PROBLEM DESCRIPTION:
Where a line contains the word "لديهم", copy that line in full.

════════════════════

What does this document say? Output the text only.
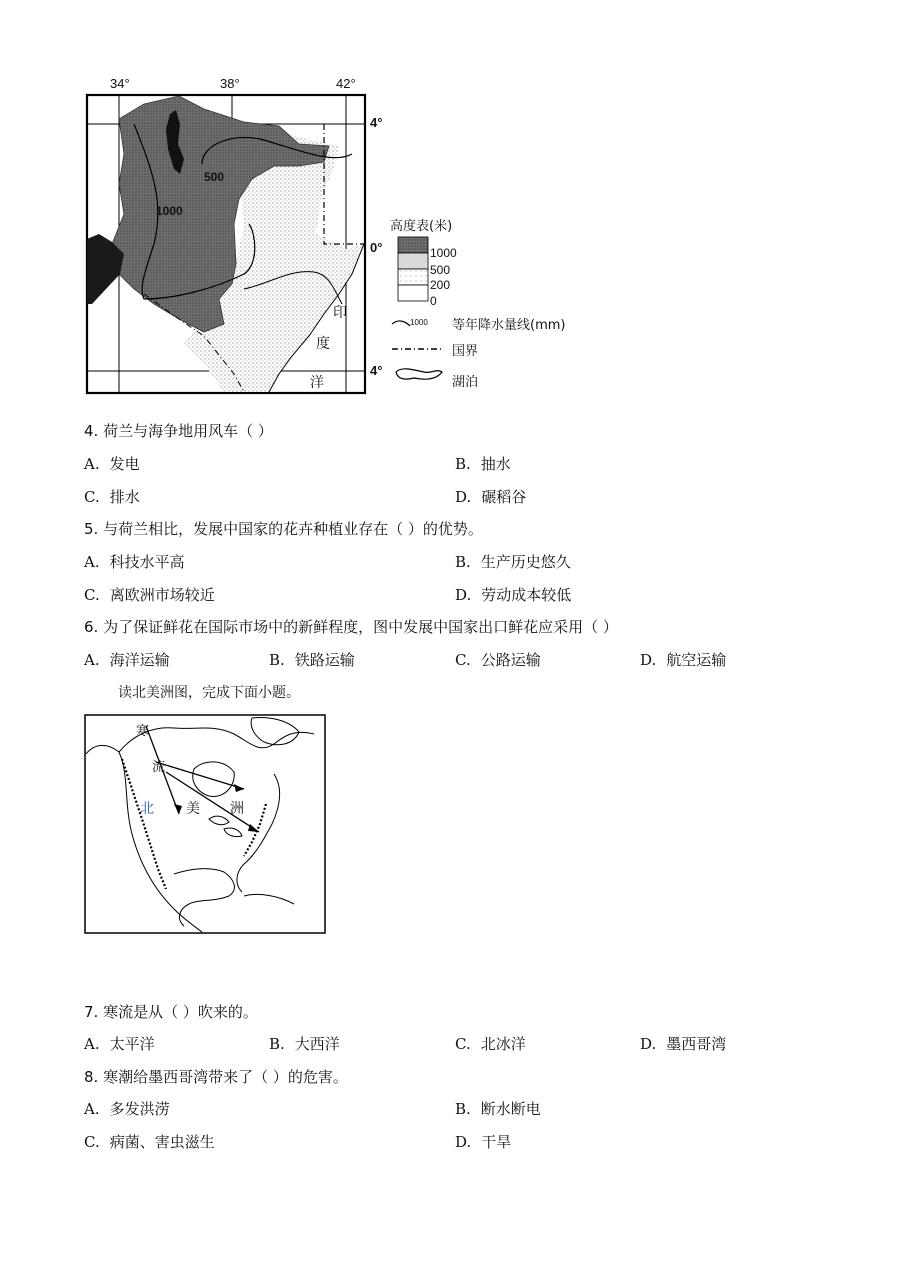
34°	38°	42°
4°
0°
4°
500
1000
印
度
洋
高度表(米)
1000
500
200
0
1000 等年降水量线(mm)
国界
湖泊
4. 荷兰与海争地用风车（ ）
A. 发电	B. 抽水
C. 排水	D. 碾稻谷
5. 与荷兰相比，发展中国家的花卉种植业存在（ ）的优势。
A. 科技水平高	B. 生产历史悠久
C. 离欧洲市场较近	D. 劳动成本较低
6. 为了保证鲜花在国际市场中的新鲜程度，图中发展中国家出口鲜花应采用（ ）
A. 海洋运输	B. 铁路运输	C. 公路运输	D. 航空运输
读北美洲图，完成下面小题。
寒
流
北 美 洲
7. 寒流是从（ ）吹来的。
A. 太平洋	B. 大西洋	C. 北冰洋	D. 墨西哥湾
8. 寒潮给墨西哥湾带来了（ ）的危害。
A. 多发洪涝	B. 断水断电
C. 病菌、害虫滋生	D. 干旱
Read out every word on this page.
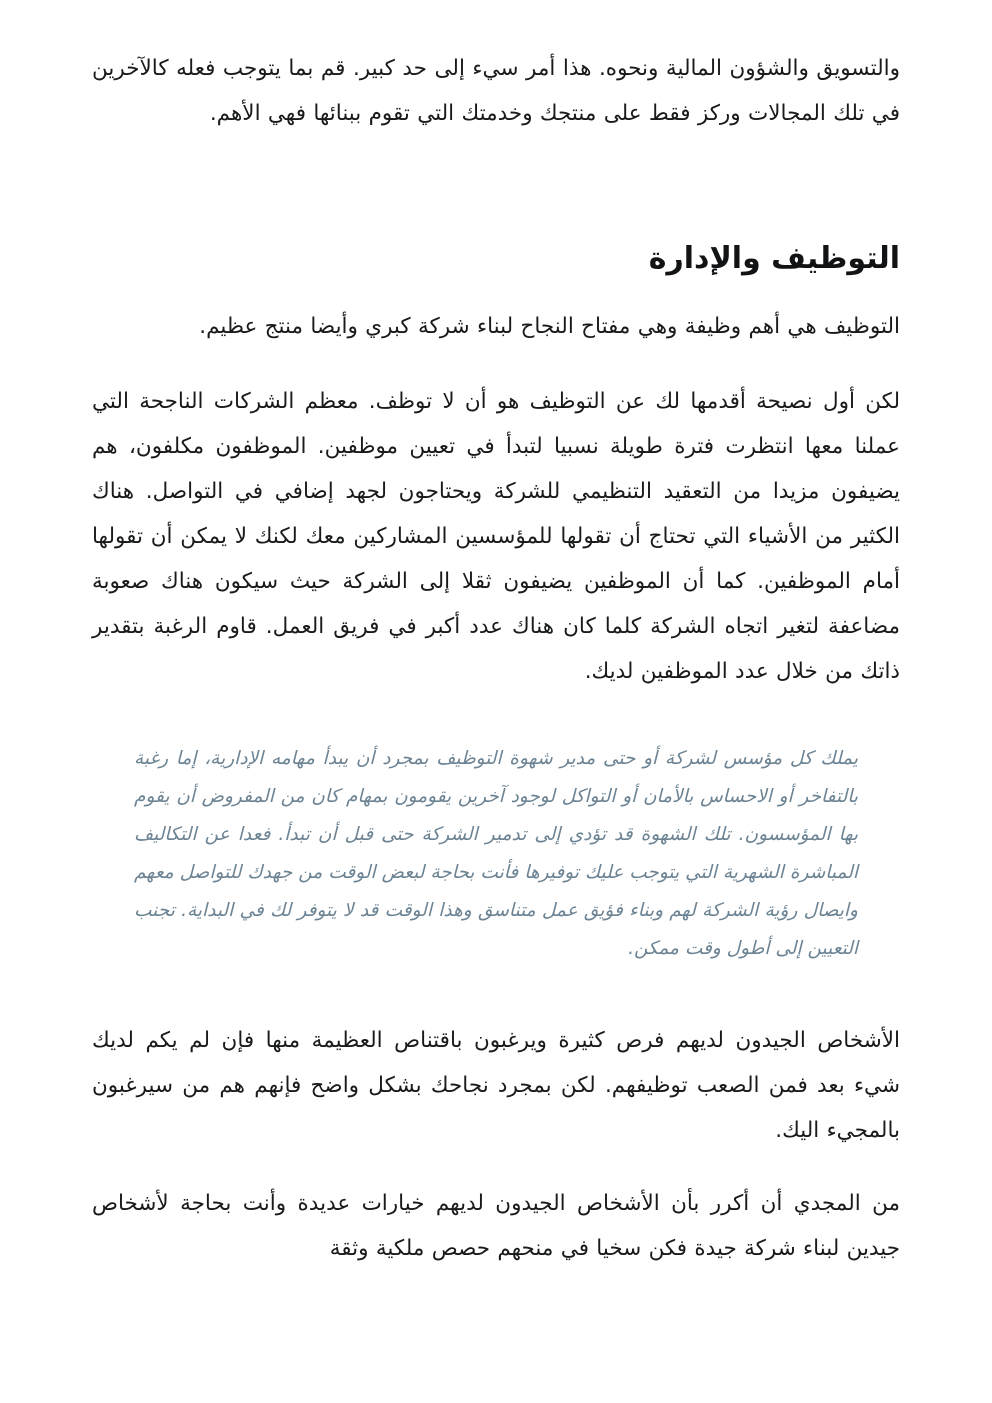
والتسويق والشؤون المالية ونحوه. هذا أمر سيء إلى حد كبير. قم بما يتوجب فعله كالآخرين في تلك المجالات وركز فقط على منتجك وخدمتك التي تقوم ببنائها فهي الأهم.

التوظيف والإدارة

التوظيف هي أهم وظيفة وهي مفتاح النجاح لبناء شركة كبري وأيضا منتج عظيم.

لكن أول نصيحة أقدمها لك عن التوظيف هو أن لا توظف. معظم الشركات الناجحة التي عملنا معها انتظرت فترة طويلة نسبيا لتبدأ في تعيين موظفين. الموظفون مكلفون، هم يضيفون مزيدا من التعقيد التنظيمي للشركة ويحتاجون لجهد إضافي في التواصل. هناك الكثير من الأشياء التي تحتاج أن تقولها للمؤسسين المشاركين معك لكنك لا يمكن أن تقولها أمام الموظفين. كما أن الموظفين يضيفون ثقلا إلى الشركة حيث سيكون هناك صعوبة مضاعفة لتغير اتجاه الشركة كلما كان هناك عدد أكبر في فريق العمل. قاوم الرغبة بتقدير ذاتك من خلال عدد الموظفين لديك.

يملك كل مؤسس لشركة أو حتى مدير شهوة التوظيف بمجرد أن يبدأ مهامه الإدارية، إما رغبة بالتفاخر أو الاحساس بالأمان أو التواكل لوجود آخرين يقومون بمهام كان من المفروض أن يقوم بها المؤسسون. تلك الشهوة قد تؤدي إلى تدمير الشركة حتى قبل أن تبدأ. فعدا عن التكاليف المباشرة الشهرية التي يتوجب عليك توفيرها فأنت بحاجة لبعض الوقت من جهدك للتواصل معهم وايصال رؤية الشركة لهم وبناء فؤيق عمل متناسق وهذا الوقت قد لا يتوفر لك في البداية. تجنب التعيين إلى أطول وقت ممكن.

الأشخاص الجيدون لديهم فرص كثيرة ويرغبون باقتناص العظيمة منها فإن لم يكم لديك شيء بعد فمن الصعب توظيفهم. لكن بمجرد نجاحك بشكل واضح فإنهم هم من سيرغبون بالمجيء اليك.

من المجدي أن أكرر بأن الأشخاص الجيدون لديهم خيارات عديدة وأنت بحاجة لأشخاص جيدين لبناء شركة جيدة فكن سخيا في منحهم حصص ملكية وثقة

════════════════════

TASK RESULT:
الأشخاص الجيدون لديهم فرص كثيرة ويرغبون باقتناص العظيمة منها فإن لم يكم لديك شيء بعد فمن الصعب توظيفهم. لكن بمجرد نجاحك بشكل واضح فإنهم هم من سيرغبون بالمجيء اليك.
من المجدي أن أكرر بأن الأشخاص الجيدون لديهم خيارات عديدة وأنت بحاجة لأشخاص جيدين لبناء شركة جيدة فكن سخيا في منحهم حصص ملكية وثقة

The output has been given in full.